Which lines in the records below contain the word "analysis"? Copy each one.

============================================================

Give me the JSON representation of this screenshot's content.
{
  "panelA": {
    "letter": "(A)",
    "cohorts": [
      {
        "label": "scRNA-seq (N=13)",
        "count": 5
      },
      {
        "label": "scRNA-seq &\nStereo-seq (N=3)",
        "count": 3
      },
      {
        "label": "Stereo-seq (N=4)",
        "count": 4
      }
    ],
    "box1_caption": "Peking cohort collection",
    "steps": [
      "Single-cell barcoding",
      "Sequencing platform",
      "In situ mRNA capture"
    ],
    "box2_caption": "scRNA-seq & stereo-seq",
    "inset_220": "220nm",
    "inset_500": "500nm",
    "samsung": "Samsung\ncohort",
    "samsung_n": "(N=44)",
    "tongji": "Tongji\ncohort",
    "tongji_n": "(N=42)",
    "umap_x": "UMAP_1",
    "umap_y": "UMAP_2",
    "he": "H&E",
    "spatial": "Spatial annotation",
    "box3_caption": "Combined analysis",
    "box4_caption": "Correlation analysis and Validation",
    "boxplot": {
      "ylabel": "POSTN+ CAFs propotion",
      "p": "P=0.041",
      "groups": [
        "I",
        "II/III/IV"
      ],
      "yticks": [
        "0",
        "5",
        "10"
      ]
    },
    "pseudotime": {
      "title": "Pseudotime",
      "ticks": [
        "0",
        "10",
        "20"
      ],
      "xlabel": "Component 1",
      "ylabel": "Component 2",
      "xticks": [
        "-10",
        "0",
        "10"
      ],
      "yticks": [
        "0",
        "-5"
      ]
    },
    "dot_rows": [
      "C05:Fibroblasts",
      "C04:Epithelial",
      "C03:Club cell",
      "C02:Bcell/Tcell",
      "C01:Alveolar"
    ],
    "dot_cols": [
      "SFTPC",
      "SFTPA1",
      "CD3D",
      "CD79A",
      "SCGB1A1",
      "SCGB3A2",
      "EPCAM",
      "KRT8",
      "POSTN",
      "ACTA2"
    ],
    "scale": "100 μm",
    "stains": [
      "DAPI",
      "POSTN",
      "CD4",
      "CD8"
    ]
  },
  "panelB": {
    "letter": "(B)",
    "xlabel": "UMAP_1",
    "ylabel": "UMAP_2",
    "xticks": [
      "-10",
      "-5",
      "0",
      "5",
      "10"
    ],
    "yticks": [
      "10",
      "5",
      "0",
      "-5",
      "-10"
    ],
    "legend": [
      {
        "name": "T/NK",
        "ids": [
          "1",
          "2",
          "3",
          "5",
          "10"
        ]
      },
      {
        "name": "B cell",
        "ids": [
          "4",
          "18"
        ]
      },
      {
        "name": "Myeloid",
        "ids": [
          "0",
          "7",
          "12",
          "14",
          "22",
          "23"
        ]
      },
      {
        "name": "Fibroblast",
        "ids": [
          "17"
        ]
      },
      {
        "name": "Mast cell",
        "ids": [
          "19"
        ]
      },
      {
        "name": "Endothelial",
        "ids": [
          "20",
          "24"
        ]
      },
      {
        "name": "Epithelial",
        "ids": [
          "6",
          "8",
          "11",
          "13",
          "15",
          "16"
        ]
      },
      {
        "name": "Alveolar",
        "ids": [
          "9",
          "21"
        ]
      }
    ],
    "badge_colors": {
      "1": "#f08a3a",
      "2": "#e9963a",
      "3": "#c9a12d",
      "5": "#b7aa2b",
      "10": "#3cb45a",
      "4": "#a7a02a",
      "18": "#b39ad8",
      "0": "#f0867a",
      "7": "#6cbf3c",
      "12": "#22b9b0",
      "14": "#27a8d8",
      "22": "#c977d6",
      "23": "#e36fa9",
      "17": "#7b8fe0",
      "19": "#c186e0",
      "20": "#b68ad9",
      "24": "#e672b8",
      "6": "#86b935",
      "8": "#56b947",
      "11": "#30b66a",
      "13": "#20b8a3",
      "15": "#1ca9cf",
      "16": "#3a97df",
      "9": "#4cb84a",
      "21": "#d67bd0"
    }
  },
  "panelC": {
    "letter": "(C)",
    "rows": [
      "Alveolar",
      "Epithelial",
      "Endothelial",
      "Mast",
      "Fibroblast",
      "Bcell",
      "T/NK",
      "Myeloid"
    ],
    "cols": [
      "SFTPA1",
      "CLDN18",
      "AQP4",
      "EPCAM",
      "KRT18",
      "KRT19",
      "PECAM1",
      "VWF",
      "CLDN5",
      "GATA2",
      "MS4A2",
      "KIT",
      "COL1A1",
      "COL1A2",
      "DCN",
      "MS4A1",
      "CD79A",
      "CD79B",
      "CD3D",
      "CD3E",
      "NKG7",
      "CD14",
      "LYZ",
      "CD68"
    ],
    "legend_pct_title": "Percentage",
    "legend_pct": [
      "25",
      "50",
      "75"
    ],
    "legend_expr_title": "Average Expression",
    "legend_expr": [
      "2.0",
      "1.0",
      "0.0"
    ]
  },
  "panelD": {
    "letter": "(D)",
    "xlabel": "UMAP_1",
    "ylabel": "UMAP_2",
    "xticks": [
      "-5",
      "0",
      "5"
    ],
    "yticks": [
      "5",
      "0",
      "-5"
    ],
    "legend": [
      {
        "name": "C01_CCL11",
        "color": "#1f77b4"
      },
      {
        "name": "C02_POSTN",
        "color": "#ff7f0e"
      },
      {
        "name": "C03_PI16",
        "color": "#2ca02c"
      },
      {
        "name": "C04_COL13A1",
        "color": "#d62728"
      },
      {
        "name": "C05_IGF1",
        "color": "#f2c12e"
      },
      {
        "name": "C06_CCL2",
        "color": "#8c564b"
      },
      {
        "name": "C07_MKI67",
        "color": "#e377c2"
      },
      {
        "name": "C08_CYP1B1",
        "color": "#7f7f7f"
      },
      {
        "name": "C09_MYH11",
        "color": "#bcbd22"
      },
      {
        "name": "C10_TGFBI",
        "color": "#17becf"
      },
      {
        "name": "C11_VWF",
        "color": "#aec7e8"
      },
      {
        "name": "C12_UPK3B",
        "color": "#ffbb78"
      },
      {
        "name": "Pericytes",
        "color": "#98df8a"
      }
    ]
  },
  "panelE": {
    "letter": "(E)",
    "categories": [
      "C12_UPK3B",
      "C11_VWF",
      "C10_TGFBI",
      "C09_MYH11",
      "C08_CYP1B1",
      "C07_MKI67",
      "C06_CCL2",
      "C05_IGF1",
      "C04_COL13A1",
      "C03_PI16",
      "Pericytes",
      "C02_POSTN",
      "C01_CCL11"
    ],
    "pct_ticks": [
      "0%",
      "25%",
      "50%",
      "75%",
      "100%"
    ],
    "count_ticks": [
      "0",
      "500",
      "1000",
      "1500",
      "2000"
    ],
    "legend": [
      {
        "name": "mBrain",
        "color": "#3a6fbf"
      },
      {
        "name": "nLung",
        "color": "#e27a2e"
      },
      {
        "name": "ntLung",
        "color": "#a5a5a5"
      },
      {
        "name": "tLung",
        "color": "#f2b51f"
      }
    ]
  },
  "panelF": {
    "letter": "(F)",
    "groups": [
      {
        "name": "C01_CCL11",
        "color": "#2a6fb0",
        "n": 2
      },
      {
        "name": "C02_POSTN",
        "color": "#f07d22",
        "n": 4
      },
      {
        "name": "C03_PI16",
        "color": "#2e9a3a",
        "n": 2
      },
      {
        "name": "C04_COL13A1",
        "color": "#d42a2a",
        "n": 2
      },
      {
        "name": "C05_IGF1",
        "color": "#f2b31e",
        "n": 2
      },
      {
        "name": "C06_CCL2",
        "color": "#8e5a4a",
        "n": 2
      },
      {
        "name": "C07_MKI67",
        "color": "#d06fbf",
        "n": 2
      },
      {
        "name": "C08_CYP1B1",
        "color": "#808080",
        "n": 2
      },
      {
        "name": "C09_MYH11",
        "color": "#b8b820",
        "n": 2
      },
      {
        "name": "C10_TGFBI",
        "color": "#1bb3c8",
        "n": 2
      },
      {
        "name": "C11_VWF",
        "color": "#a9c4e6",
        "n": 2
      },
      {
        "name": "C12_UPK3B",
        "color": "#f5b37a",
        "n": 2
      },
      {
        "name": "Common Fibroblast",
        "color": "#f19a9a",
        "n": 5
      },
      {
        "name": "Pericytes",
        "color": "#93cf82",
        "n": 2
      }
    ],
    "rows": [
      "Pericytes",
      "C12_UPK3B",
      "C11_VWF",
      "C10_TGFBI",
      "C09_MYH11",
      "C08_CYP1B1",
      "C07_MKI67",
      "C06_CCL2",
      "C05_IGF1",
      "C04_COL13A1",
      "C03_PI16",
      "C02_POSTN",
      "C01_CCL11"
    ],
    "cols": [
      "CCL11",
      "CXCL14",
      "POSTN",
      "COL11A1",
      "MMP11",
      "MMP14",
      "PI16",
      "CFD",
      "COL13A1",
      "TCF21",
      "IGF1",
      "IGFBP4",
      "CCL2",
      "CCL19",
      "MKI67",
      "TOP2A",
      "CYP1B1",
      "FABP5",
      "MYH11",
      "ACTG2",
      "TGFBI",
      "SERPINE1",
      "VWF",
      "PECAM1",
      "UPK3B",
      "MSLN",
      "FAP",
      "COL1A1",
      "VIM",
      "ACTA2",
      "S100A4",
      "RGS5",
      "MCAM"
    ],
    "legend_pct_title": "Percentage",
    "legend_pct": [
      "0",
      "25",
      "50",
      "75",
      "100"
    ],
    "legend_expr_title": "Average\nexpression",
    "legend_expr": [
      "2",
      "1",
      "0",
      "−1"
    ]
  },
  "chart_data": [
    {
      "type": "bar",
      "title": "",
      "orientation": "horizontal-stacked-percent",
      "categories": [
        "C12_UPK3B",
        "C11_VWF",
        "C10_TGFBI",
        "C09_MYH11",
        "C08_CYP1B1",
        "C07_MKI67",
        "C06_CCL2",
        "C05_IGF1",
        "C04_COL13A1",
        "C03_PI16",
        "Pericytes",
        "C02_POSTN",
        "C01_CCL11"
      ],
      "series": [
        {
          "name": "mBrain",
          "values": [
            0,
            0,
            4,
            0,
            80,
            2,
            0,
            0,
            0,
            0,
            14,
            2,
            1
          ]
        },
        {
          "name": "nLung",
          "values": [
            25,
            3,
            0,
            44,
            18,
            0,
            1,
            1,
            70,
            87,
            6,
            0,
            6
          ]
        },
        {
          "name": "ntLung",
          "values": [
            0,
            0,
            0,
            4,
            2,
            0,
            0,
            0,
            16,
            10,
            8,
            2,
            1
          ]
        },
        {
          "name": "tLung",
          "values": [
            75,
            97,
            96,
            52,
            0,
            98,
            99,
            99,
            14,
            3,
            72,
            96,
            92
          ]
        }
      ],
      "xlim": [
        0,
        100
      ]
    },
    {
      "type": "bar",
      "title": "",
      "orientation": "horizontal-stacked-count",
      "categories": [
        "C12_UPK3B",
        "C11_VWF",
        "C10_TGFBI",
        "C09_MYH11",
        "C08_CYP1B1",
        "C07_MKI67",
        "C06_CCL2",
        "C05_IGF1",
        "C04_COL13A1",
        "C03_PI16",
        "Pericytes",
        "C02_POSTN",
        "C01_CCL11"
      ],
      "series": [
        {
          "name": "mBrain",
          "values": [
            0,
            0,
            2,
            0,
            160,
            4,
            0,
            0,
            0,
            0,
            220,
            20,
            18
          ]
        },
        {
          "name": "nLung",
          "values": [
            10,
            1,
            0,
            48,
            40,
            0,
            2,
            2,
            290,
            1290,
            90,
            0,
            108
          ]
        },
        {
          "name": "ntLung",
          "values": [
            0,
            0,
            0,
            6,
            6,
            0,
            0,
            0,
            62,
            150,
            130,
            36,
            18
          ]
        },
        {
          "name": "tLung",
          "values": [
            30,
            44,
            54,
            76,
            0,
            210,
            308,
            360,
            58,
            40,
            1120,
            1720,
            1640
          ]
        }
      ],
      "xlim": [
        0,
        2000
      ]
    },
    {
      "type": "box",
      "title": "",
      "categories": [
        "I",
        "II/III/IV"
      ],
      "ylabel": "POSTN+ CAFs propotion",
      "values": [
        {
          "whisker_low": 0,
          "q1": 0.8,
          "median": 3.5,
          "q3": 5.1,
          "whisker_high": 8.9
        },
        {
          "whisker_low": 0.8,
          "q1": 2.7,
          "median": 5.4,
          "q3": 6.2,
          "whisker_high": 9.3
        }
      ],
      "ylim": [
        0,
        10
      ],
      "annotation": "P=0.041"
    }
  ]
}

============================================================

** Final answer **
    "box3_caption": "Combined analysis",
    "box4_caption": "Correlation analysis and Validation",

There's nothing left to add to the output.